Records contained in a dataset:

Begin

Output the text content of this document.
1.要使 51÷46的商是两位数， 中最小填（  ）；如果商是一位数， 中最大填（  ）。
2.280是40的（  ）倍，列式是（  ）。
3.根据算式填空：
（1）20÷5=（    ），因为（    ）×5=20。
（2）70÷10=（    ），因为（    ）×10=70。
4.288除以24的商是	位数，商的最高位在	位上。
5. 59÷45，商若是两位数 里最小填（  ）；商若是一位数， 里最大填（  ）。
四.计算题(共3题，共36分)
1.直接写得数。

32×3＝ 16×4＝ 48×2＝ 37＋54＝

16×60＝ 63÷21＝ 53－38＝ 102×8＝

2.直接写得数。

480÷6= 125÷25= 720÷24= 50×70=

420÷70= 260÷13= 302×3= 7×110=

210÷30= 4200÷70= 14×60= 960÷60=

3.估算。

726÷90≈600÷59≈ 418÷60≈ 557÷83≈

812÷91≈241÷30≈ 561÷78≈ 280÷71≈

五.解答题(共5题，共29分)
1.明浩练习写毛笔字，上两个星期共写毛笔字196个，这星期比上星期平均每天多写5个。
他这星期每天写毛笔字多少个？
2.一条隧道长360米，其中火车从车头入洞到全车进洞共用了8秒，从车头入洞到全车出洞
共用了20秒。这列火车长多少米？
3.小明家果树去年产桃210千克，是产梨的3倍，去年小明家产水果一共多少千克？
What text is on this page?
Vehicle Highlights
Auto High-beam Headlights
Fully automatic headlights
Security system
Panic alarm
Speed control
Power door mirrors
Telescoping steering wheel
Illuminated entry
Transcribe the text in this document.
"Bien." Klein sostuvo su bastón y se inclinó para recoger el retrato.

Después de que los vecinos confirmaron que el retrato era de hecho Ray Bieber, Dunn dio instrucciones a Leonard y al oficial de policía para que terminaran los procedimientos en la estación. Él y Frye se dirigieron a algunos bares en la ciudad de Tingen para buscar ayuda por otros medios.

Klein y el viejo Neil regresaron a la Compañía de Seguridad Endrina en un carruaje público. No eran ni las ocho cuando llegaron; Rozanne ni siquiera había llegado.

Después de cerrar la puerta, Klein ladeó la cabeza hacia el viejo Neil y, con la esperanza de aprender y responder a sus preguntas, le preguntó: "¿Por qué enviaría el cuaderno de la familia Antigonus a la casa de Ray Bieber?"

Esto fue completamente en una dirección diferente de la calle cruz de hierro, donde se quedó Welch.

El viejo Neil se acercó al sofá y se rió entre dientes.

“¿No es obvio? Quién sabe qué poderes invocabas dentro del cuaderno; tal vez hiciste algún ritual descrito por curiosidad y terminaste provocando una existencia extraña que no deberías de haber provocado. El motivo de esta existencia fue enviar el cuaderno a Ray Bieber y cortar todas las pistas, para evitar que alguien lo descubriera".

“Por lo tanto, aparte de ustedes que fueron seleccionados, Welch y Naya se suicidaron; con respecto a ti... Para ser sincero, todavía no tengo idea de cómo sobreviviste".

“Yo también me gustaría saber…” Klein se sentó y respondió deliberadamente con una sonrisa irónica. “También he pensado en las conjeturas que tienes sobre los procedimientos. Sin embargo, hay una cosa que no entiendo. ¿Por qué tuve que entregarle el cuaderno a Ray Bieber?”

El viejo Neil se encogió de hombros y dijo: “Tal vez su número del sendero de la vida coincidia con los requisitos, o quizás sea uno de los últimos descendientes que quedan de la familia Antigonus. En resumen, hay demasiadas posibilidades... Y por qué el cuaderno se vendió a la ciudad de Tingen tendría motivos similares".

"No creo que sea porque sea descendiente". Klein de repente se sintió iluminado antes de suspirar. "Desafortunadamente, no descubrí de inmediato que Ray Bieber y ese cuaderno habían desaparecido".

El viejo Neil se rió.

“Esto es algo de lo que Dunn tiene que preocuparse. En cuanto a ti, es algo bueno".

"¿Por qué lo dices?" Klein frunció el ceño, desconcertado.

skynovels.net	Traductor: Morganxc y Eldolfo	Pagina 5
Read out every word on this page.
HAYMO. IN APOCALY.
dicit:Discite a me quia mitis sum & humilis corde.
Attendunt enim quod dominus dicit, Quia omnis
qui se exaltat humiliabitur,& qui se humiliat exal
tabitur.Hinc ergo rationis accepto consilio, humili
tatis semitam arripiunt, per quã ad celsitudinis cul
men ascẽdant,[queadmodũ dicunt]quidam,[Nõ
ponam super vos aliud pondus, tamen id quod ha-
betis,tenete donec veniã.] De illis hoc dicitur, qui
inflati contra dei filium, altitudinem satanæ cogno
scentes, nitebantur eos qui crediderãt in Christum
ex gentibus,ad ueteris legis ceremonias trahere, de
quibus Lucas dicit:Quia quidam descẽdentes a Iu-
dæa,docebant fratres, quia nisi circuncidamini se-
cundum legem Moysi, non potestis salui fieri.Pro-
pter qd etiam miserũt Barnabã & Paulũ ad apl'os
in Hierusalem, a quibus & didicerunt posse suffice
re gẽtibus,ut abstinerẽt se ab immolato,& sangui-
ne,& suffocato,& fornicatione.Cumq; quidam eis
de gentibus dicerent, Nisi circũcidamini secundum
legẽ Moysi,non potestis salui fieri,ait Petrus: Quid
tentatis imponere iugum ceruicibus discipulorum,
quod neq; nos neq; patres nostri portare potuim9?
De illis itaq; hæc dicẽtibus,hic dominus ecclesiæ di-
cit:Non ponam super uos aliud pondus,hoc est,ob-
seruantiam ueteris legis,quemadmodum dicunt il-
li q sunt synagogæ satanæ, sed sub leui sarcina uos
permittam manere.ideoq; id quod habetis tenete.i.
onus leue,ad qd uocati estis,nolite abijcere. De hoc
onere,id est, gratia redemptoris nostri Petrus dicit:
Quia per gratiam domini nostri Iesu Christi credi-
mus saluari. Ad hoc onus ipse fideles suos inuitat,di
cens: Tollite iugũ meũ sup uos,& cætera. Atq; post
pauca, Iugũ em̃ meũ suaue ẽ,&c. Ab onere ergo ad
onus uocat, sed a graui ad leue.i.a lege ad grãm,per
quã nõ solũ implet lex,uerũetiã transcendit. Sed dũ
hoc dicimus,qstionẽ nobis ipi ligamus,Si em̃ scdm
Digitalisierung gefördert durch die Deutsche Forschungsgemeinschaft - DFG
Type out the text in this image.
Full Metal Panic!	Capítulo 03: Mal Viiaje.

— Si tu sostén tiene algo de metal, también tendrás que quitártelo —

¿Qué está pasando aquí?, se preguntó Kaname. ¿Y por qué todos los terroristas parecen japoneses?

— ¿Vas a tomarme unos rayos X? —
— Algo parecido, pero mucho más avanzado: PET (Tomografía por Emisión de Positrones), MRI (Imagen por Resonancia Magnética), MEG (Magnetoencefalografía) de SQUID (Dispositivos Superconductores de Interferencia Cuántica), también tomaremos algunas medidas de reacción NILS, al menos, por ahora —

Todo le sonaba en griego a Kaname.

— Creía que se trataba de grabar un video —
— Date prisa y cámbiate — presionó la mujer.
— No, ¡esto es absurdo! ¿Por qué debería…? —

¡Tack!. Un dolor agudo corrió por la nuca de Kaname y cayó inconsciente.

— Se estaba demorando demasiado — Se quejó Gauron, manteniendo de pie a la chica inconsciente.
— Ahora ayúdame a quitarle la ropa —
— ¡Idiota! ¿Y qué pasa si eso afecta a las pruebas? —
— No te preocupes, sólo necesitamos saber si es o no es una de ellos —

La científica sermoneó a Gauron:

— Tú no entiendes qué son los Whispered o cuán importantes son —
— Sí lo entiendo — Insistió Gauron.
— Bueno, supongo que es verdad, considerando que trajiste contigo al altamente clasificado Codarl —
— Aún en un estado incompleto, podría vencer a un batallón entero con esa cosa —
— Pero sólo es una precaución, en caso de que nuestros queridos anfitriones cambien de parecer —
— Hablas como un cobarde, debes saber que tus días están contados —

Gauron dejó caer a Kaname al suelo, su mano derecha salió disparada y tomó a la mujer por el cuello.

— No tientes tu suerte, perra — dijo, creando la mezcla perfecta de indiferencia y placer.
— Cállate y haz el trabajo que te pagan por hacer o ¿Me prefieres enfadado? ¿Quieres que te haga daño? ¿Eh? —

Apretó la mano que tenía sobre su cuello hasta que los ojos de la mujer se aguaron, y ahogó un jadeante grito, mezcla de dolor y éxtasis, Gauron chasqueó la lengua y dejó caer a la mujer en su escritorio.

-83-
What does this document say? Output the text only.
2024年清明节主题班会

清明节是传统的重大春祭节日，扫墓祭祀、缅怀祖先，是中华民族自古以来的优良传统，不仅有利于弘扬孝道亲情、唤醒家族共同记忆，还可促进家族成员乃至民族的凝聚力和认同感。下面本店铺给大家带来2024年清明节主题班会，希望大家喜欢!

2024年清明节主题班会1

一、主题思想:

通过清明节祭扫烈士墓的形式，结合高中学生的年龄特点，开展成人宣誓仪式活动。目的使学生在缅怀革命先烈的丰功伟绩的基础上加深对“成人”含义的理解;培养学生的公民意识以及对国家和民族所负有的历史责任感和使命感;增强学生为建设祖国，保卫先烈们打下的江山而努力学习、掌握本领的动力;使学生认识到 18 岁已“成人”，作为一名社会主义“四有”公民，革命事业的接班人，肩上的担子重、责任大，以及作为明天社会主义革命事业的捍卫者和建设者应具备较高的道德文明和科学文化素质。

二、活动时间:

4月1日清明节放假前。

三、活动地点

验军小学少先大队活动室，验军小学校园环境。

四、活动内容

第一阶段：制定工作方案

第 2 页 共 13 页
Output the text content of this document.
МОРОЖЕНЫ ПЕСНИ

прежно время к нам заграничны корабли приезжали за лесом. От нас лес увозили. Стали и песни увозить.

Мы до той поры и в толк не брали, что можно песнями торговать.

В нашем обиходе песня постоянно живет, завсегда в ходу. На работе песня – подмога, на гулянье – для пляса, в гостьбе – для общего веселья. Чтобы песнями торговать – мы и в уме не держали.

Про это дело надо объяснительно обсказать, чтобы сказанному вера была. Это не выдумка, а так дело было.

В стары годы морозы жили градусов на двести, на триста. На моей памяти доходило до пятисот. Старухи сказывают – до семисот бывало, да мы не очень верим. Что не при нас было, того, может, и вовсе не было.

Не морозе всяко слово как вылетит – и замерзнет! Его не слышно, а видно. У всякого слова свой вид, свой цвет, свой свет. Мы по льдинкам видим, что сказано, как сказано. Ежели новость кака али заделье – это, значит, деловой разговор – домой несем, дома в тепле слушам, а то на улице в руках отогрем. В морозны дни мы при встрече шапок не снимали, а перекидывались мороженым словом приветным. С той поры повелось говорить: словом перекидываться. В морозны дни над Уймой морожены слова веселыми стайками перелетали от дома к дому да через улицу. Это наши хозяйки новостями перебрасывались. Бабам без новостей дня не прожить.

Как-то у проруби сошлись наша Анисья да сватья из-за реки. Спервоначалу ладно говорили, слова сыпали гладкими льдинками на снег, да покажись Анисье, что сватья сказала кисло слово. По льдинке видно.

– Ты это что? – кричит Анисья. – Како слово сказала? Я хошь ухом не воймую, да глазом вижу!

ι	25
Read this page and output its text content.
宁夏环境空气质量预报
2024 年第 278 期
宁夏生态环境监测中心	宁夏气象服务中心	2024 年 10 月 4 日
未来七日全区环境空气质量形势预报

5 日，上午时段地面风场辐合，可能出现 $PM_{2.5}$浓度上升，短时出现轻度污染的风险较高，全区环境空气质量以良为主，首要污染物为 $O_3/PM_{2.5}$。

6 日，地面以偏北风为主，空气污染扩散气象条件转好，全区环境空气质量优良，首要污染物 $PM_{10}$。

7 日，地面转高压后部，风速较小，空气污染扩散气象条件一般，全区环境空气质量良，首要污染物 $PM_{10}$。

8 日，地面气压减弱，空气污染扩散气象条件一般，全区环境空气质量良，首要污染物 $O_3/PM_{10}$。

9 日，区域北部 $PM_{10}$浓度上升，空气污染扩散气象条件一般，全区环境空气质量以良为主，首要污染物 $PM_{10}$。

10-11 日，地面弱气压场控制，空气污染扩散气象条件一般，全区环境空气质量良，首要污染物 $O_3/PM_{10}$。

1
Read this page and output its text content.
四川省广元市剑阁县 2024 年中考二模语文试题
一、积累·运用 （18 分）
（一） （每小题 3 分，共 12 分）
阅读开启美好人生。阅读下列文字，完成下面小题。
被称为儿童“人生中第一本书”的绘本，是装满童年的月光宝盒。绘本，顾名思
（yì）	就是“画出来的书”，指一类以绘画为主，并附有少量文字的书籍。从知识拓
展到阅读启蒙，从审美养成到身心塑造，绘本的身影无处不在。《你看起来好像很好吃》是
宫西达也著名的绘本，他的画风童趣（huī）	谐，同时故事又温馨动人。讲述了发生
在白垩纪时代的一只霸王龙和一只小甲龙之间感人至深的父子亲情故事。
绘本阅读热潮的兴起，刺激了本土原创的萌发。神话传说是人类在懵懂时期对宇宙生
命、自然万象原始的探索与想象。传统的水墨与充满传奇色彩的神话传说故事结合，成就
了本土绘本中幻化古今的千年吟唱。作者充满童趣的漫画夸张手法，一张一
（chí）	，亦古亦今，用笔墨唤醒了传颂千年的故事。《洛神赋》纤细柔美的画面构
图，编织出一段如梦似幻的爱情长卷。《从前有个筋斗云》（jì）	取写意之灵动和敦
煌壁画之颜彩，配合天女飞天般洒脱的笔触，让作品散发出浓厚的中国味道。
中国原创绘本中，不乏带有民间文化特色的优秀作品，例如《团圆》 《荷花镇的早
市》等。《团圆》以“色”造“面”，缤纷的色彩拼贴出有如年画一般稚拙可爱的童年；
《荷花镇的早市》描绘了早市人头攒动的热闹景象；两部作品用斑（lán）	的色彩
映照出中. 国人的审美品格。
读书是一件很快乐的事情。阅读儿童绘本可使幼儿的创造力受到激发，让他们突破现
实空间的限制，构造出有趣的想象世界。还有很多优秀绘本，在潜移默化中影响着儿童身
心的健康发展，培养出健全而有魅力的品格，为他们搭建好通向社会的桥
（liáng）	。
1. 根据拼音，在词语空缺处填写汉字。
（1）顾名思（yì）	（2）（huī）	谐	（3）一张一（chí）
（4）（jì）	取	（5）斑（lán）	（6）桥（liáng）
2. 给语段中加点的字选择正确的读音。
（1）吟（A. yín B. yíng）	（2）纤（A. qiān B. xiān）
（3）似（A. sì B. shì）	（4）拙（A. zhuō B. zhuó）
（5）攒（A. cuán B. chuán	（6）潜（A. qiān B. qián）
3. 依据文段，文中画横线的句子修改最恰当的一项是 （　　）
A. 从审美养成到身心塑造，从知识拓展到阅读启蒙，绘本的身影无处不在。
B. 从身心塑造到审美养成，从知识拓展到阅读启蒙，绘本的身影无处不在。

End

DIRECTIVE: Count how many lines include the string "dominus". Nothing but the number is needed.

TASK ANSWER: 2